▶ **Data section**:

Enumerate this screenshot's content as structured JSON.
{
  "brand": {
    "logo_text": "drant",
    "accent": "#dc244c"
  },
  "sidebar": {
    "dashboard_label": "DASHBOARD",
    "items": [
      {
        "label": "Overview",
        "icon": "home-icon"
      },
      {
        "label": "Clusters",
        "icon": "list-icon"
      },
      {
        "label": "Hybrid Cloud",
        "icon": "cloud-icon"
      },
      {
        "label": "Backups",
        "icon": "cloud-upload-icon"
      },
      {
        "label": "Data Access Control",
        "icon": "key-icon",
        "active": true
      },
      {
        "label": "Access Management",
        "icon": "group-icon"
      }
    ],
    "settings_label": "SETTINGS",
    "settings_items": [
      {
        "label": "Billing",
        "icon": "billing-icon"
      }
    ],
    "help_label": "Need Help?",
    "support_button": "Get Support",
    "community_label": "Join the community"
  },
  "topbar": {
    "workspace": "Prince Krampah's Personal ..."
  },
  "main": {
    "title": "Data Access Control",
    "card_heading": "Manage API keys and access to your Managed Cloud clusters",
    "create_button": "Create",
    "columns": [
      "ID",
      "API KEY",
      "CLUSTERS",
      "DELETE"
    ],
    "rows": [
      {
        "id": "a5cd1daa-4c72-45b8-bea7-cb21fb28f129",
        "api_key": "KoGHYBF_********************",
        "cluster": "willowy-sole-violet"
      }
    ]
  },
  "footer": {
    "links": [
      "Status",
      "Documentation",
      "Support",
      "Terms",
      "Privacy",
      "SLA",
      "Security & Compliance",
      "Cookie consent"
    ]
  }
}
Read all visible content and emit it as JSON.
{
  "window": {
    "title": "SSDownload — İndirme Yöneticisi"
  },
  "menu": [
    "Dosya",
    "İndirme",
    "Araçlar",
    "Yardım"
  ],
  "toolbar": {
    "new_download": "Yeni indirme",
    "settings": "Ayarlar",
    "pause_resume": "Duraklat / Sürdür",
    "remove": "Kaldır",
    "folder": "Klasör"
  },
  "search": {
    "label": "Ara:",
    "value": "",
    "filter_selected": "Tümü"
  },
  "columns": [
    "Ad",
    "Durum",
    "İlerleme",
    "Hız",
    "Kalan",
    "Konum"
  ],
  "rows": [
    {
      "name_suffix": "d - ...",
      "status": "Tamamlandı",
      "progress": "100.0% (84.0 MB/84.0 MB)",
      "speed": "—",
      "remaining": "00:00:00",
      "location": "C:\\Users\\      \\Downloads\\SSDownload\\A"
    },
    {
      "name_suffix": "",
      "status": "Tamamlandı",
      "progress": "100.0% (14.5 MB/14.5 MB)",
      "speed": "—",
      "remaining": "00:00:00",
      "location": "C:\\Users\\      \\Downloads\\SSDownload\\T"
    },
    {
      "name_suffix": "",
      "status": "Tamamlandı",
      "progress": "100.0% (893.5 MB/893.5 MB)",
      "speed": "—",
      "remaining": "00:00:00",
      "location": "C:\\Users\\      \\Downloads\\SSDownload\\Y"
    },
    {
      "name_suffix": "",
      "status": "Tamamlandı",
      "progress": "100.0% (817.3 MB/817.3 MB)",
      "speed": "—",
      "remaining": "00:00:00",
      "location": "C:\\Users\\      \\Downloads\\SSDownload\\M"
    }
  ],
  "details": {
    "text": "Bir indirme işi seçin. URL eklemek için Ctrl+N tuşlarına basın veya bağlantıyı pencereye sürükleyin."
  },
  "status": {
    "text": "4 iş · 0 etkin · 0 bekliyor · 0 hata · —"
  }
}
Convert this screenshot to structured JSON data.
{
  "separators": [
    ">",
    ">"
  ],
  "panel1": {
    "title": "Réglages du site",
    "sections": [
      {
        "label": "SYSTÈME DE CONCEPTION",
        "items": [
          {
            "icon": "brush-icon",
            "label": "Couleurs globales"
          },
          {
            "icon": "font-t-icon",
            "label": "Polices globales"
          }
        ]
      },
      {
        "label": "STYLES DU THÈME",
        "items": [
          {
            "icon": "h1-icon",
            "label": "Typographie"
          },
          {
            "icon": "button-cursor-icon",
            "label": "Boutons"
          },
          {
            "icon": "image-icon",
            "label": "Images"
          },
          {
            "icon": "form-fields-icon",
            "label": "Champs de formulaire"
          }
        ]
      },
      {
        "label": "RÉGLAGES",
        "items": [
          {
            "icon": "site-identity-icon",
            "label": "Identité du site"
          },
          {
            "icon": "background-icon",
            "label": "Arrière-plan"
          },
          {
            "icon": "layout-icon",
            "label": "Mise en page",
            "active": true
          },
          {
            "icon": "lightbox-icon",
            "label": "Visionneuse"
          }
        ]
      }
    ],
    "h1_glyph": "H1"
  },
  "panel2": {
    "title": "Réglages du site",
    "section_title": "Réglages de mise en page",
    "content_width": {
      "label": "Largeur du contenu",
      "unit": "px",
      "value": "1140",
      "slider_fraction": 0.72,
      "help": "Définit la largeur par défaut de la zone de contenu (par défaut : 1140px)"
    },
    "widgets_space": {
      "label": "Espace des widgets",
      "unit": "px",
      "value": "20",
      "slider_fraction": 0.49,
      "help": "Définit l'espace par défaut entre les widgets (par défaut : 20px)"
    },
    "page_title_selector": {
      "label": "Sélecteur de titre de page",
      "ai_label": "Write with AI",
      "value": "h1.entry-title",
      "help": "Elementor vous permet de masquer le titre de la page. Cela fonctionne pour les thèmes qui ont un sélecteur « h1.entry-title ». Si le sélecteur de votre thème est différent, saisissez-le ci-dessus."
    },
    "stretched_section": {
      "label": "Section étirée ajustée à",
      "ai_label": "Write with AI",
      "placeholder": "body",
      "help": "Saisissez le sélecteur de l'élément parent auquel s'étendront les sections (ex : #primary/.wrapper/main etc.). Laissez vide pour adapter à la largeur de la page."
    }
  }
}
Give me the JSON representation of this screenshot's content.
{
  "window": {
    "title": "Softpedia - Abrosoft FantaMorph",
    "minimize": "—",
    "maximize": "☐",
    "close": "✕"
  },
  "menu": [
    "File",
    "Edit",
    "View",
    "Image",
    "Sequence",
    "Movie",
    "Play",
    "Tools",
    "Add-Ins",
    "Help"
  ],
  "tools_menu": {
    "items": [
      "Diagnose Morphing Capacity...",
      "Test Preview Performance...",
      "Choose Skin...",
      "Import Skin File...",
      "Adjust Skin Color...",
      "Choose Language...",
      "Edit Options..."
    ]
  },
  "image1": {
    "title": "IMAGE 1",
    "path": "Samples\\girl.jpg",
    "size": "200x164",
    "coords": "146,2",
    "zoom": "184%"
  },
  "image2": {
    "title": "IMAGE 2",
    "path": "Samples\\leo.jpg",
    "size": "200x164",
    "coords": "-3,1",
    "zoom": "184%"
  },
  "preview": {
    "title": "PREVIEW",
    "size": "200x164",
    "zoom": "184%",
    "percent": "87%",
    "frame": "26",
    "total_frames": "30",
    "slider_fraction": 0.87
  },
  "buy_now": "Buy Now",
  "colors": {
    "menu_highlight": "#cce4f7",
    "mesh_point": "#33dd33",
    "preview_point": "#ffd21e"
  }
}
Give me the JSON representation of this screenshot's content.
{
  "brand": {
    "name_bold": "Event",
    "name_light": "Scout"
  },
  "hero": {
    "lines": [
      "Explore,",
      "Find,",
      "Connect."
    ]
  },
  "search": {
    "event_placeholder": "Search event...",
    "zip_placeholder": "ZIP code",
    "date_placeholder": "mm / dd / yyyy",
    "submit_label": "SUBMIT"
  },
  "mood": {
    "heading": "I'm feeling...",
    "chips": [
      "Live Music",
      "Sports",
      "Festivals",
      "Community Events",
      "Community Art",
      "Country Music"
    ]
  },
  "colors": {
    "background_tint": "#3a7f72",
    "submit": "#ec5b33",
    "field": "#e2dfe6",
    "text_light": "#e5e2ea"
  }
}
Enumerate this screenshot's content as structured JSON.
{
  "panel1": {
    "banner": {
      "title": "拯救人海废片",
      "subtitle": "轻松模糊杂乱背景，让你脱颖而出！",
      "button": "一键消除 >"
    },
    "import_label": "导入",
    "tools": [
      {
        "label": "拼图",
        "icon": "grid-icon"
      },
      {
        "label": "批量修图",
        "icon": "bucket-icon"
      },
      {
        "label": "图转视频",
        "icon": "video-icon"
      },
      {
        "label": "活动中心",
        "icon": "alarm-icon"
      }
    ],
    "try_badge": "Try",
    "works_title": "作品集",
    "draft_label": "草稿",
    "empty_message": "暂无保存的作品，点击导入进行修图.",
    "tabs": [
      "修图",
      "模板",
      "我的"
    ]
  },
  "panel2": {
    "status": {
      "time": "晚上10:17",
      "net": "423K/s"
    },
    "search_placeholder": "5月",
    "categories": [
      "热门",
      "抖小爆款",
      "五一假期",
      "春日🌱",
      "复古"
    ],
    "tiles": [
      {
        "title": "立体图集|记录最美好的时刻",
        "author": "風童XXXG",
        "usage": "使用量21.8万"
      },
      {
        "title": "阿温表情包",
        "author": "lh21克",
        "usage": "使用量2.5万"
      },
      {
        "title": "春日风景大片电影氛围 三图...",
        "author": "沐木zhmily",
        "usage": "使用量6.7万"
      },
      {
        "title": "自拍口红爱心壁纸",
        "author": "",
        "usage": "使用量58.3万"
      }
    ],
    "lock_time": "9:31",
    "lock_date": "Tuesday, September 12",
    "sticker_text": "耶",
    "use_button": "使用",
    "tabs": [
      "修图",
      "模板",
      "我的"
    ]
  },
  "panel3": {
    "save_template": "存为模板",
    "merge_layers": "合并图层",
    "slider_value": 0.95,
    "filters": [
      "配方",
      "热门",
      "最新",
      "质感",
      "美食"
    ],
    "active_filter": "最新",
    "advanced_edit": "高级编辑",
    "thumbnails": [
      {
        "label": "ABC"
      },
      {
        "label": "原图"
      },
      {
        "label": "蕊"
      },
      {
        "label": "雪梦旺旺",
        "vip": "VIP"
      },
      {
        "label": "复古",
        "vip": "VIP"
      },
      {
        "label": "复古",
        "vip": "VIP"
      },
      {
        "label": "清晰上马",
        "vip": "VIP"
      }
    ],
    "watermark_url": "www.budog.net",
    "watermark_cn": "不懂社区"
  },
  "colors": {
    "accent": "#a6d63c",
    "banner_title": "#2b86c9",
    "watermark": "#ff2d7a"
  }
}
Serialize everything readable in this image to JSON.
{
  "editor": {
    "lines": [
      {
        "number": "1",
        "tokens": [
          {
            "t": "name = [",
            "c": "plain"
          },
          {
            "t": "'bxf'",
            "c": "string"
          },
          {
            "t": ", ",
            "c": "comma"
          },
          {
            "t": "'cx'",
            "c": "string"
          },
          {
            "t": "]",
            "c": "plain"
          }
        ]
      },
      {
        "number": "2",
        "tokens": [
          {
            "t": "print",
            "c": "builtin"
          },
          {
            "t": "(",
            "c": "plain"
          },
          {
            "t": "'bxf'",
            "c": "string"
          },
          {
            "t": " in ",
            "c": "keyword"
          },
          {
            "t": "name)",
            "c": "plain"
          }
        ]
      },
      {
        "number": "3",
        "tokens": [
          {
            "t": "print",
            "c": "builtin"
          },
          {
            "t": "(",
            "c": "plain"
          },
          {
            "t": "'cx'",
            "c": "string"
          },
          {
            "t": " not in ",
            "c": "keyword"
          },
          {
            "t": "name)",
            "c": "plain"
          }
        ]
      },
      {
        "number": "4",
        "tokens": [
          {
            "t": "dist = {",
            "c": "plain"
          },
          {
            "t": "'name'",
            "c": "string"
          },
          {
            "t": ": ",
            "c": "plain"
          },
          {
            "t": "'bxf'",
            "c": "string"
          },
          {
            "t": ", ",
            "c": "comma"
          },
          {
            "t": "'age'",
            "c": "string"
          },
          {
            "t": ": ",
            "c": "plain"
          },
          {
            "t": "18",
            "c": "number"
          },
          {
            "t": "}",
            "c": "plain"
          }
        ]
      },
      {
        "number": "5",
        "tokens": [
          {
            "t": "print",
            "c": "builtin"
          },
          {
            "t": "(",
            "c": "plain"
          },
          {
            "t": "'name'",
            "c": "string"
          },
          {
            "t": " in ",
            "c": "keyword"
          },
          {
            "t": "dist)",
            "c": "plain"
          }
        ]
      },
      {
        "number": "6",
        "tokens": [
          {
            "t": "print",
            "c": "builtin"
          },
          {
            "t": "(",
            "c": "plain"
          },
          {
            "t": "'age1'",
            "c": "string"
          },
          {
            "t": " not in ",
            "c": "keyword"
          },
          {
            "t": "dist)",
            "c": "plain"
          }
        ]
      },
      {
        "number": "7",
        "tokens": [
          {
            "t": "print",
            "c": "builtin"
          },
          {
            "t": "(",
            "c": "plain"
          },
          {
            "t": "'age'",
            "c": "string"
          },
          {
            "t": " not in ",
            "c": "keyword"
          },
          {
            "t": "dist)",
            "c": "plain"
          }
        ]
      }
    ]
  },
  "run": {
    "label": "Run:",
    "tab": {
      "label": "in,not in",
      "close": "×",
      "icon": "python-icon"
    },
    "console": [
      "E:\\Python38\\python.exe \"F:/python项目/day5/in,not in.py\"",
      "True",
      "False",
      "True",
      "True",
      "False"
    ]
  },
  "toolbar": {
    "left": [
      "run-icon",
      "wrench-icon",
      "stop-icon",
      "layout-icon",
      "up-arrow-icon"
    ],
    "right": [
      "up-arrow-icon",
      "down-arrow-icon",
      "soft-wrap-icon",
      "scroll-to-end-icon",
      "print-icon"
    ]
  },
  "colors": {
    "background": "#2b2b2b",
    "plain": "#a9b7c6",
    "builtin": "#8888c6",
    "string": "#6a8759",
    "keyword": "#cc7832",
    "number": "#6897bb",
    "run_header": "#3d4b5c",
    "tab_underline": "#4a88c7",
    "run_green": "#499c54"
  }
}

▶ **The exercise**: Search the entries for the word "Samples", then list each line that holds it.

▶ **Result**:
    "path": "Samples\\girl.jpg",
    "path": "Samples\\leo.jpg",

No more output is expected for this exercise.